■ Stated goal ■
Give every line from the entries that contains "προθεσμιών".

********

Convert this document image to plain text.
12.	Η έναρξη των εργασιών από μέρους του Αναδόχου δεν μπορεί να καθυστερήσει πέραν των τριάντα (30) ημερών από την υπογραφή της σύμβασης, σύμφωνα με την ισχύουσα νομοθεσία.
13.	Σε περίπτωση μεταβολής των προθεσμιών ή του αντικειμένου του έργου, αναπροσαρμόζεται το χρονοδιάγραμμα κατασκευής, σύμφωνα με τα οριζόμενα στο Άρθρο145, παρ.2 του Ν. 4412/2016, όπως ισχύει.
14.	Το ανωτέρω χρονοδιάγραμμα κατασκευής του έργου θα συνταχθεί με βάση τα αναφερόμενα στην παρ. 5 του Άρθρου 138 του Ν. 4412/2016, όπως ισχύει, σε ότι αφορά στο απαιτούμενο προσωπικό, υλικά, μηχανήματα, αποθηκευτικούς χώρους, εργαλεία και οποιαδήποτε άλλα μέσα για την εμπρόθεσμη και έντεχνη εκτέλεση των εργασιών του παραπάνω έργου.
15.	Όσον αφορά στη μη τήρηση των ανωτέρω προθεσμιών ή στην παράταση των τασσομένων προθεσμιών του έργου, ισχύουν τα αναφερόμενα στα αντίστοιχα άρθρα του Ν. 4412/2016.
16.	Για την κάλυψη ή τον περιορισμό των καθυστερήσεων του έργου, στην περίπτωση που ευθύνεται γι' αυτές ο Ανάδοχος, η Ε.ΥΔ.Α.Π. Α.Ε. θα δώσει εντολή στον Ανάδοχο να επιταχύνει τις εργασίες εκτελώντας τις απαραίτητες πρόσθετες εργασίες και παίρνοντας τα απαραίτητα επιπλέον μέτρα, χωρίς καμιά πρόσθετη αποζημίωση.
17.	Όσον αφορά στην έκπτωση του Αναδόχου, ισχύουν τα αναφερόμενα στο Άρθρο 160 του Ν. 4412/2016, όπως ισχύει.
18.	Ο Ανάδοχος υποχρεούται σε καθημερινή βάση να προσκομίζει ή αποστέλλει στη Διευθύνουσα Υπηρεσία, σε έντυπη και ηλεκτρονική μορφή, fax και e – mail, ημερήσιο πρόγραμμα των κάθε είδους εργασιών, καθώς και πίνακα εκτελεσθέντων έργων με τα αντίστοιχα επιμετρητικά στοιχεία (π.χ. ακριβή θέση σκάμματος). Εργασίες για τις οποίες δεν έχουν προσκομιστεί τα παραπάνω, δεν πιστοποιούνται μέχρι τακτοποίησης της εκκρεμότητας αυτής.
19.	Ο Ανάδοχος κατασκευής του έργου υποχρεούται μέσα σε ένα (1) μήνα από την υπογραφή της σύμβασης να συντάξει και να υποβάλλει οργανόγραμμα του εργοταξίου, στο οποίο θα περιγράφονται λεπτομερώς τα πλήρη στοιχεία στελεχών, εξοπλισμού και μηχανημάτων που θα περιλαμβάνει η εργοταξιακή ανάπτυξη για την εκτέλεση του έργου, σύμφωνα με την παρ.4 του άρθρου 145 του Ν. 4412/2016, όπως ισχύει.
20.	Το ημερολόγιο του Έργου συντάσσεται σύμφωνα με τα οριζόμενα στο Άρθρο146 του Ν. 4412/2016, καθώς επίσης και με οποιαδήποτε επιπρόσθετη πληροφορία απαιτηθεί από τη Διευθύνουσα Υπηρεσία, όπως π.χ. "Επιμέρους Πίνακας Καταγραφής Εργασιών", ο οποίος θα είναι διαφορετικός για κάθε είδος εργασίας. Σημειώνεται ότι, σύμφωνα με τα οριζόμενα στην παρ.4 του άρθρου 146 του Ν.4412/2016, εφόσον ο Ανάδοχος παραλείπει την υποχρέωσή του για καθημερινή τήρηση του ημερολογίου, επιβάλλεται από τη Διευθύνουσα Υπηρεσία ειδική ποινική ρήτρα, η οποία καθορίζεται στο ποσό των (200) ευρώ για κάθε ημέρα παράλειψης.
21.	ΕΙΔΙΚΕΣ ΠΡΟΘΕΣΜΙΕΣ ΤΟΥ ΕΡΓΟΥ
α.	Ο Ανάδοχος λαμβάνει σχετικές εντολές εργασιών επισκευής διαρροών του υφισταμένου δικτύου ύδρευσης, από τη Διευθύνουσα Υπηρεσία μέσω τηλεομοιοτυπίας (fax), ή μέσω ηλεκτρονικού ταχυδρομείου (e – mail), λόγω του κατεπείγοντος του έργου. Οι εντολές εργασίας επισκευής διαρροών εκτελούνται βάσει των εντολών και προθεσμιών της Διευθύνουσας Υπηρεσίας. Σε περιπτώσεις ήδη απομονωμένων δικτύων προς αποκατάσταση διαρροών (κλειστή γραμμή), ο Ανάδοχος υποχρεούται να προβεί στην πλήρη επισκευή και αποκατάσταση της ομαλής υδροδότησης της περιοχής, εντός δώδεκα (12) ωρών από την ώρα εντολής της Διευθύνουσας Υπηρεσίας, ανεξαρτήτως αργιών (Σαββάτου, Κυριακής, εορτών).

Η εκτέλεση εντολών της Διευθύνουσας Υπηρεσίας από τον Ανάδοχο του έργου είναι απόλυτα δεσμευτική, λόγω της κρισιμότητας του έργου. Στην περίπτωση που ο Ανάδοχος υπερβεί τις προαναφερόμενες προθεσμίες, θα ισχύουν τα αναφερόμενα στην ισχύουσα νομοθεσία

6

********

■ Complete answer ■
13.	Σε περίπτωση μεταβολής των προθεσμιών ή του αντικειμένου του έργου, αναπροσαρμόζεται το χρονοδιάγραμμα κατασκευής, σύμφωνα με τα οριζόμενα στο Άρθρο145, παρ.2 του Ν. 4412/2016, όπως ισχύει.
15.	Όσον αφορά στη μη τήρηση των ανωτέρω προθεσμιών ή στην παράταση των τασσομένων προθεσμιών του έργου, ισχύουν τα αναφερόμενα στα αντίστοιχα άρθρα του Ν. 4412/2016.
α.	Ο Ανάδοχος λαμβάνει σχετικές εντολές εργασιών επισκευής διαρροών του υφισταμένου δικτύου ύδρευσης, από τη Διευθύνουσα Υπηρεσία μέσω τηλεομοιοτυπίας (fax), ή μέσω ηλεκτρονικού ταχυδρομείου (e – mail), λόγω του κατεπείγοντος του έργου. Οι εντολές εργασίας επισκευής διαρροών εκτελούνται βάσει των εντολών και προθεσμιών της Διευθύνουσας Υπηρεσίας. Σε περιπτώσεις ήδη απομονωμένων δικτύων προς αποκατάσταση διαρροών (κλειστή γραμμή), ο Ανάδοχος υποχρεούται να προβεί στην πλήρη επισκευή και αποκατάσταση της ομαλής υδροδότησης της περιοχής, εντός δώδεκα (12) ωρών από την ώρα εντολής της Διευθύνουσας Υπηρεσίας, ανεξαρτήτως αργιών (Σαββάτου, Κυριακής, εορτών).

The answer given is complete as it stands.